THE TASK: Rewrite every one of the items below, replacing "residue-circle-highlighted" with "residue-circle-selected" wherever it occurs and leaving everything else unchanged.
[start of EXTRACTED DATA]
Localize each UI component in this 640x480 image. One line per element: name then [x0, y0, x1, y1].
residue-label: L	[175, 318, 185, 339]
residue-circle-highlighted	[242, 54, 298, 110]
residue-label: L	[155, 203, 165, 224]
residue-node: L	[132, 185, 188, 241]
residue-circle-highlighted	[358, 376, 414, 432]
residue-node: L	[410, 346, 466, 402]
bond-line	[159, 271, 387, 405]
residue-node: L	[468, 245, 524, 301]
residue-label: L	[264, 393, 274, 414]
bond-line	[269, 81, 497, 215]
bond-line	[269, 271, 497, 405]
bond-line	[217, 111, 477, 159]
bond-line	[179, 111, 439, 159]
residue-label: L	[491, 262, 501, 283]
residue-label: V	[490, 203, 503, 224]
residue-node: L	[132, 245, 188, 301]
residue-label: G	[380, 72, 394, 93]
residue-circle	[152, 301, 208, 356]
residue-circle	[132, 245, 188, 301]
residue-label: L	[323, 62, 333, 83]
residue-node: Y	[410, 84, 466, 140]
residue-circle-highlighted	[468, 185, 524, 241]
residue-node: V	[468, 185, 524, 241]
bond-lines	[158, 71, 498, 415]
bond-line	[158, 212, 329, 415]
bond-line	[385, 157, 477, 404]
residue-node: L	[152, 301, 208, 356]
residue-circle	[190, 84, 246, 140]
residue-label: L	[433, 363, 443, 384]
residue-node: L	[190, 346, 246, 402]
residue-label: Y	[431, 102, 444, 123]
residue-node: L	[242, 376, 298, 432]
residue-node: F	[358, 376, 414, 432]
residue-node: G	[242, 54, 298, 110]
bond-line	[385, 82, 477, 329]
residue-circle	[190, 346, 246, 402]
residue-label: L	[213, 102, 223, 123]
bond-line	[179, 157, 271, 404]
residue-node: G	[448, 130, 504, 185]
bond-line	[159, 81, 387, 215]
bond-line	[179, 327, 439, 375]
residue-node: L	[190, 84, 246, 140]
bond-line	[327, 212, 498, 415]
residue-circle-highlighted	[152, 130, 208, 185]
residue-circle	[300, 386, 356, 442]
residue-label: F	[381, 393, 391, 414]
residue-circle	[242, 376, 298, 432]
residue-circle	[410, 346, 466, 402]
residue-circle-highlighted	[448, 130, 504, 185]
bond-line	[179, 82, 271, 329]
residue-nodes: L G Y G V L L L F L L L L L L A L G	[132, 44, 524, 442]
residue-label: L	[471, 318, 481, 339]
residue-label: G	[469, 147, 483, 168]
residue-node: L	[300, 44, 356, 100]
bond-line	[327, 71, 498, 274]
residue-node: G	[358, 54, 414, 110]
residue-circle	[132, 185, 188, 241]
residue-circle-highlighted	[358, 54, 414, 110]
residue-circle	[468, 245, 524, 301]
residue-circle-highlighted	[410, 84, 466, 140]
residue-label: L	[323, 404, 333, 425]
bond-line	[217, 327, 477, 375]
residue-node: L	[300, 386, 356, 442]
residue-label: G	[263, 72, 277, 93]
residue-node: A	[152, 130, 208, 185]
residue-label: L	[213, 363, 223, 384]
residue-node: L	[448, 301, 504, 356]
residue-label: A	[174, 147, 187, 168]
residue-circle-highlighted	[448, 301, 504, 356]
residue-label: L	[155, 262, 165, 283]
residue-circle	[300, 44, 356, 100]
[end of EXTRACTED DATA]
RESPONSE TO THIS EXERCISE:
Localize each UI component in this 640x480 image. One line per element: name then [x0, y0, x1, y1].
residue-label: L	[175, 318, 185, 339]
residue-circle-selected	[242, 54, 298, 110]
residue-label: L	[155, 203, 165, 224]
residue-node: L	[132, 185, 188, 241]
residue-circle-selected	[358, 376, 414, 432]
residue-node: L	[410, 346, 466, 402]
bond-line	[159, 271, 387, 405]
residue-node: L	[468, 245, 524, 301]
residue-label: L	[264, 393, 274, 414]
bond-line	[269, 81, 497, 215]
bond-line	[269, 271, 497, 405]
bond-line	[217, 111, 477, 159]
bond-line	[179, 111, 439, 159]
residue-label: L	[491, 262, 501, 283]
residue-label: V	[490, 203, 503, 224]
residue-node: L	[132, 245, 188, 301]
residue-label: G	[380, 72, 394, 93]
residue-circle	[152, 301, 208, 356]
residue-circle	[132, 245, 188, 301]
residue-label: L	[323, 62, 333, 83]
residue-node: Y	[410, 84, 466, 140]
residue-circle-selected	[468, 185, 524, 241]
residue-node: V	[468, 185, 524, 241]
bond-lines	[158, 71, 498, 415]
bond-line	[158, 212, 329, 415]
bond-line	[385, 157, 477, 404]
residue-node: L	[152, 301, 208, 356]
residue-circle	[190, 84, 246, 140]
residue-label: L	[433, 363, 443, 384]
residue-node: L	[190, 346, 246, 402]
residue-label: Y	[431, 102, 444, 123]
residue-node: L	[242, 376, 298, 432]
residue-node: F	[358, 376, 414, 432]
residue-node: G	[242, 54, 298, 110]
bond-line	[385, 82, 477, 329]
residue-circle	[190, 346, 246, 402]
residue-label: L	[213, 102, 223, 123]
bond-line	[179, 157, 271, 404]
residue-node: G	[448, 130, 504, 185]
bond-line	[159, 81, 387, 215]
bond-line	[179, 327, 439, 375]
residue-node: L	[190, 84, 246, 140]
bond-line	[327, 212, 498, 415]
residue-circle-selected	[152, 130, 208, 185]
residue-circle	[300, 386, 356, 442]
residue-label: F	[381, 393, 391, 414]
residue-circle	[242, 376, 298, 432]
residue-circle	[410, 346, 466, 402]
residue-circle-selected	[448, 130, 504, 185]
bond-line	[179, 82, 271, 329]
residue-nodes: L G Y G V L L L F L L L L L L A L G	[132, 44, 524, 442]
residue-label: L	[471, 318, 481, 339]
residue-label: G	[469, 147, 483, 168]
residue-node: L	[300, 44, 356, 100]
bond-line	[327, 71, 498, 274]
residue-node: G	[358, 54, 414, 110]
residue-circle	[132, 185, 188, 241]
residue-circle-selected	[358, 54, 414, 110]
residue-circle	[468, 245, 524, 301]
residue-circle-selected	[410, 84, 466, 140]
residue-label: L	[323, 404, 333, 425]
bond-line	[217, 327, 477, 375]
residue-node: L	[300, 386, 356, 442]
residue-label: G	[263, 72, 277, 93]
residue-node: A	[152, 130, 208, 185]
residue-label: L	[213, 363, 223, 384]
residue-node: L	[448, 301, 504, 356]
residue-label: A	[174, 147, 187, 168]
residue-circle-selected	[448, 301, 504, 356]
residue-label: L	[155, 262, 165, 283]
residue-circle	[300, 44, 356, 100]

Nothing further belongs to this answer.